GOAL OF THE EXERCISE: Could you give the data below again, exactly and completely?

(Saved entries)
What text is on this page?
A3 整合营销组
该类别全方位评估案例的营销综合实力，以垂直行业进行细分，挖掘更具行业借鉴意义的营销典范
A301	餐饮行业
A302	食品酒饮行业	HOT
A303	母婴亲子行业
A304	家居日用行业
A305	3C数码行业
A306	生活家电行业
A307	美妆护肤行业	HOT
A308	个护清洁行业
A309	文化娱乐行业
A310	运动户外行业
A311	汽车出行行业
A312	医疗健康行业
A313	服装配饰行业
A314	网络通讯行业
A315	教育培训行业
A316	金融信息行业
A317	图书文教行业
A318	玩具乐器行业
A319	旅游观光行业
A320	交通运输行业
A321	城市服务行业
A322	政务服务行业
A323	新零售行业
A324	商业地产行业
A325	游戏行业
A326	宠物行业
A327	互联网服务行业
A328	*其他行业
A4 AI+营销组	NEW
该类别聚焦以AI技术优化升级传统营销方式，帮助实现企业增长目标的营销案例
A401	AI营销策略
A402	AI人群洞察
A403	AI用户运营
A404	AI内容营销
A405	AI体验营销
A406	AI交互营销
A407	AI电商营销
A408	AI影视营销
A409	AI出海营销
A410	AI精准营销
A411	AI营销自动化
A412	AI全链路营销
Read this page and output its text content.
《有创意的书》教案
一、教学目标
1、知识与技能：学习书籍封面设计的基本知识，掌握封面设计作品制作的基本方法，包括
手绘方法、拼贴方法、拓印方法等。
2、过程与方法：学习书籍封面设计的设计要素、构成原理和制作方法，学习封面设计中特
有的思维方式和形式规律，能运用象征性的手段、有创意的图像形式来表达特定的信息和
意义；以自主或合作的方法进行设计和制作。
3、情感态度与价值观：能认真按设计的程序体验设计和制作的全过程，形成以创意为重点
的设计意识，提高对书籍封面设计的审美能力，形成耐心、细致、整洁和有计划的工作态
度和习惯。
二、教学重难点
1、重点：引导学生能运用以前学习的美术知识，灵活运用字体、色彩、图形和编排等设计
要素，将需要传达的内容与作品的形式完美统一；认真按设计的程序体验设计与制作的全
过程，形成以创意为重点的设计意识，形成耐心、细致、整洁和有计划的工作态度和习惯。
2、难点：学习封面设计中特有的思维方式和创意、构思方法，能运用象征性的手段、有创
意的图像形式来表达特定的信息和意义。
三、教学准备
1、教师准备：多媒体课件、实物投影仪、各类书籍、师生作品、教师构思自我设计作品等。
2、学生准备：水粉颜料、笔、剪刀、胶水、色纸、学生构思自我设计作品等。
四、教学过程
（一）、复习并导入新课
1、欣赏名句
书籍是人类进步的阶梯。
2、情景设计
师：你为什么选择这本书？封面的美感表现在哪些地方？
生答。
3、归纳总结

WRITTEN SOLUTION:
What text is on this page?
A3 整合营销组
该类别全方位评估案例的营销综合实力，以垂直行业进行细分，挖掘更具行业借鉴意义的营销典范
A301	餐饮行业
A302	食品酒饮行业	HOT
A303	母婴亲子行业
A304	家居日用行业
A305	3C数码行业
A306	生活家电行业
A307	美妆护肤行业	HOT
A308	个护清洁行业
A309	文化娱乐行业
A310	运动户外行业
A311	汽车出行行业
A312	医疗健康行业
A313	服装配饰行业
A314	网络通讯行业
A315	教育培训行业
A316	金融信息行业
A317	图书文教行业
A318	玩具乐器行业
A319	旅游观光行业
A320	交通运输行业
A321	城市服务行业
A322	政务服务行业
A323	新零售行业
A324	商业地产行业
A325	游戏行业
A326	宠物行业
A327	互联网服务行业
A328	*其他行业
A4 AI+营销组	NEW
该类别聚焦以AI技术优化升级传统营销方式，帮助实现企业增长目标的营销案例
A401	AI营销策略
A402	AI人群洞察
A403	AI用户运营
A404	AI内容营销
A405	AI体验营销
A406	AI交互营销
A407	AI电商营销
A408	AI影视营销
A409	AI出海营销
A410	AI精准营销
A411	AI营销自动化
A412	AI全链路营销
Read this page and output its text content.
《有创意的书》教案
一、教学目标
1、知识与技能：学习书籍封面设计的基本知识，掌握封面设计作品制作的基本方法，包括
手绘方法、拼贴方法、拓印方法等。
2、过程与方法：学习书籍封面设计的设计要素、构成原理和制作方法，学习封面设计中特
有的思维方式和形式规律，能运用象征性的手段、有创意的图像形式来表达特定的信息和
意义；以自主或合作的方法进行设计和制作。
3、情感态度与价值观：能认真按设计的程序体验设计和制作的全过程，形成以创意为重点
的设计意识，提高对书籍封面设计的审美能力，形成耐心、细致、整洁和有计划的工作态
度和习惯。
二、教学重难点
1、重点：引导学生能运用以前学习的美术知识，灵活运用字体、色彩、图形和编排等设计
要素，将需要传达的内容与作品的形式完美统一；认真按设计的程序体验设计与制作的全
过程，形成以创意为重点的设计意识，形成耐心、细致、整洁和有计划的工作态度和习惯。
2、难点：学习封面设计中特有的思维方式和创意、构思方法，能运用象征性的手段、有创
意的图像形式来表达特定的信息和意义。
三、教学准备
1、教师准备：多媒体课件、实物投影仪、各类书籍、师生作品、教师构思自我设计作品等。
2、学生准备：水粉颜料、笔、剪刀、胶水、色纸、学生构思自我设计作品等。
四、教学过程
（一）、复习并导入新课
1、欣赏名句
书籍是人类进步的阶梯。
2、情景设计
师：你为什么选择这本书？封面的美感表现在哪些地方？
生答。
3、归纳总结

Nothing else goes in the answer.